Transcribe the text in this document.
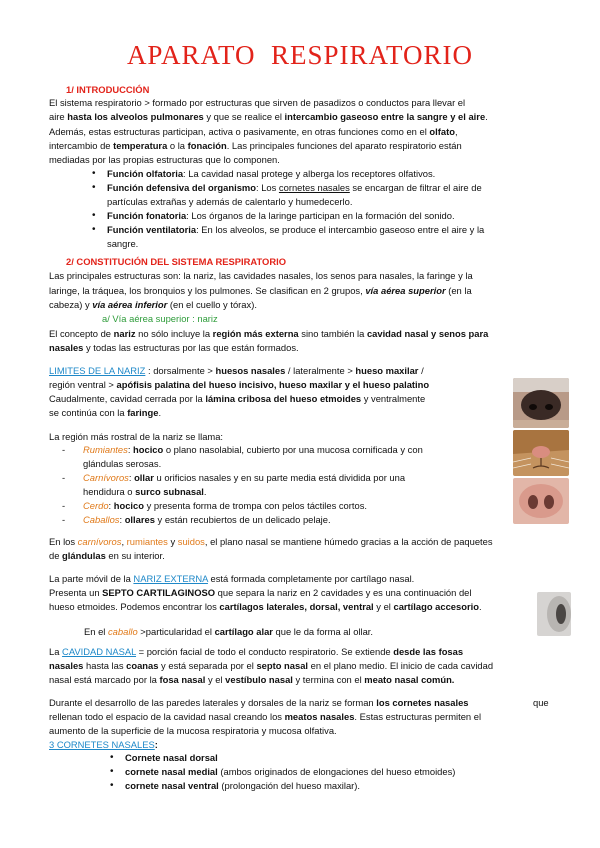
APARATO  RESPIRATORIO
1/ INTRODUCCIÓN
El sistema respiratorio > formado por estructuras que sirven de pasadizos o conductos para llevar el
aire hasta los alveolos pulmonares y que se realice el intercambio gaseoso entre la sangre y el aire.
Además, estas estructuras participan, activa o pasivamente, en otras funciones como en el olfato,
intercambio de temperatura o la fonación. Las principales funciones del aparato respiratorio están
mediadas por las propias estructuras que lo componen.
• Función olfatoria: La cavidad nasal protege y alberga los receptores olfativos.
• Función defensiva del organismo: Los cornetes nasales se encargan de filtrar el aire de
partículas extrañas y además de calentarlo y humedecerlo.
• Función fonatoria: Los órganos de la laringe participan en la formación del sonido.
• Función ventilatoria: En los alveolos, se produce el intercambio gaseoso entre el aire y la
sangre.
2/ CONSTITUCIÓN DEL SISTEMA RESPIRATORIO
Las principales estructuras son: la nariz, las cavidades nasales, los senos para nasales, la faringe y la
laringe, la tráquea, los bronquios y los pulmones. Se clasifican en 2 grupos, vía aérea superior (en la
cabeza) y vía aérea inferior (en el cuello y tórax).
a/ Vía aérea superior : nariz
El concepto de nariz no sólo incluye la región más externa sino también la cavidad nasal y senos para
nasales y todas las estructuras por las que están formados.
LIMITES DE LA NARIZ : dorsalmente > huesos nasales / lateralmente > hueso maxilar /
región ventral > apófisis palatina del hueso incisivo, hueso maxilar y el hueso palatino
Caudalmente, cavidad cerrada por la lámina cribosa del hueso etmoides y ventralmente
se continúa con la faringe.
La región más rostral de la nariz se llama:
- Rumiantes: hocico o plano nasolabial, cubierto por una mucosa cornificada y con
glándulas serosas.
- Carnívoros: ollar u orificios nasales y en su parte media está dividida por una
hendidura o surco subnasal.
- Cerdo: hocico y presenta forma de trompa con pelos táctiles cortos.
- Caballos: ollares y están recubiertos de un delicado pelaje.
En los carnívoros, rumiantes y suidos, el plano nasal se mantiene húmedo gracias a la acción de paquetes
de glándulas en su interior.
La parte móvil de la NARIZ EXTERNA está formada completamente por cartílago nasal.
Presenta un SEPTO CARTILAGINOSO que separa la nariz en 2 cavidades y es una continuación del
hueso etmoides. Podemos encontrar los cartílagos laterales, dorsal, ventral y el cartílago accesorio.
En el caballo >particularidad el cartílago alar que le da forma al ollar.
La CAVIDAD NASAL = porción facial de todo el conducto respiratorio. Se extiende desde las fosas
nasales hasta las coanas y está separada por el septo nasal en el plano medio. El inicio de cada cavidad
nasal está marcado por la fosa nasal y el vestíbulo nasal y termina con el meato nasal común.
Durante el desarrollo de las paredes laterales y dorsales de la nariz se forman los cornetes nasales	que
rellenan todo el espacio de la cavidad nasal creando los meatos nasales. Estas estructuras permiten el
aumento de la superficie de la mucosa respiratoria y mucosa olfativa.
3 CORNETES NASALES:
• Cornete nasal dorsal
• cornete nasal medial (ambos originados de elongaciones del hueso etmoides)
• cornete nasal ventral (prolongación del hueso maxilar).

--------------------

**What the task asks**
From the material above, copy everything exactly but the pictures.

**Completed task**
Transcribe the text in this document.
APARATO  RESPIRATORIO
1/ INTRODUCCIÓN
El sistema respiratorio > formado por estructuras que sirven de pasadizos o conductos para llevar el
aire hasta los alveolos pulmonares y que se realice el intercambio gaseoso entre la sangre y el aire.
Además, estas estructuras participan, activa o pasivamente, en otras funciones como en el olfato,
intercambio de temperatura o la fonación. Las principales funciones del aparato respiratorio están
mediadas por las propias estructuras que lo componen.
• Función olfatoria: La cavidad nasal protege y alberga los receptores olfativos.
• Función defensiva del organismo: Los cornetes nasales se encargan de filtrar el aire de
partículas extrañas y además de calentarlo y humedecerlo.
• Función fonatoria: Los órganos de la laringe participan en la formación del sonido.
• Función ventilatoria: En los alveolos, se produce el intercambio gaseoso entre el aire y la
sangre.
2/ CONSTITUCIÓN DEL SISTEMA RESPIRATORIO
Las principales estructuras son: la nariz, las cavidades nasales, los senos para nasales, la faringe y la
laringe, la tráquea, los bronquios y los pulmones. Se clasifican en 2 grupos, vía aérea superior (en la
cabeza) y vía aérea inferior (en el cuello y tórax).
a/ Vía aérea superior : nariz
El concepto de nariz no sólo incluye la región más externa sino también la cavidad nasal y senos para
nasales y todas las estructuras por las que están formados.
LIMITES DE LA NARIZ : dorsalmente > huesos nasales / lateralmente > hueso maxilar /
región ventral > apófisis palatina del hueso incisivo, hueso maxilar y el hueso palatino
Caudalmente, cavidad cerrada por la lámina cribosa del hueso etmoides y ventralmente
se continúa con la faringe.
La región más rostral de la nariz se llama:
- Rumiantes: hocico o plano nasolabial, cubierto por una mucosa cornificada y con
glándulas serosas.
- Carnívoros: ollar u orificios nasales y en su parte media está dividida por una
hendidura o surco subnasal.
- Cerdo: hocico y presenta forma de trompa con pelos táctiles cortos.
- Caballos: ollares y están recubiertos de un delicado pelaje.
En los carnívoros, rumiantes y suidos, el plano nasal se mantiene húmedo gracias a la acción de paquetes
de glándulas en su interior.
La parte móvil de la NARIZ EXTERNA está formada completamente por cartílago nasal.
Presenta un SEPTO CARTILAGINOSO que separa la nariz en 2 cavidades y es una continuación del
hueso etmoides. Podemos encontrar los cartílagos laterales, dorsal, ventral y el cartílago accesorio.
En el caballo >particularidad el cartílago alar que le da forma al ollar.
La CAVIDAD NASAL = porción facial de todo el conducto respiratorio. Se extiende desde las fosas
nasales hasta las coanas y está separada por el septo nasal en el plano medio. El inicio de cada cavidad
nasal está marcado por la fosa nasal y el vestíbulo nasal y termina con el meato nasal común.
Durante el desarrollo de las paredes laterales y dorsales de la nariz se forman los cornetes nasales	que
rellenan todo el espacio de la cavidad nasal creando los meatos nasales. Estas estructuras permiten el
aumento de la superficie de la mucosa respiratoria y mucosa olfativa.
3 CORNETES NASALES:
• Cornete nasal dorsal
• cornete nasal medial (ambos originados de elongaciones del hueso etmoides)
• cornete nasal ventral (prolongación del hueso maxilar).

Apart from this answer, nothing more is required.